* start Record list *

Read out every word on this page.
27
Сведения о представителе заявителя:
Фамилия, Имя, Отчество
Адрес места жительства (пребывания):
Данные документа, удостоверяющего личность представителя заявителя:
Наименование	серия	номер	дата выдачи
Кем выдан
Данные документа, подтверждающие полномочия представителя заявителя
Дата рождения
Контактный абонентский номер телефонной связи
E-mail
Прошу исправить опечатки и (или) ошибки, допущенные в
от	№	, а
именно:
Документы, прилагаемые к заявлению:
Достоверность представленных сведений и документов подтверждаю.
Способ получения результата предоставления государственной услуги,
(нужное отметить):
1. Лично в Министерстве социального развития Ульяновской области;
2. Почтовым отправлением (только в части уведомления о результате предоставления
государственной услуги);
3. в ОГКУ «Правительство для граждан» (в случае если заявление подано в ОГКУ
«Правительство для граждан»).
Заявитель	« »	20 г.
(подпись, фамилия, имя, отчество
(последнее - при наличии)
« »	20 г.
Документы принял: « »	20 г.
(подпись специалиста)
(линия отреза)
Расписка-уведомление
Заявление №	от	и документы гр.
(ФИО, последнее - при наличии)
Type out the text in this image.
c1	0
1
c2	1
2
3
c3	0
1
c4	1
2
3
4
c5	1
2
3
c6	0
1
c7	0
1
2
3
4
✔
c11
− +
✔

* end Record list *

What you have to do. Search the lines above for the string "государственной", then show every one that has it.

Exercise output.
Способ получения результата предоставления государственной услуги,
государственной услуги);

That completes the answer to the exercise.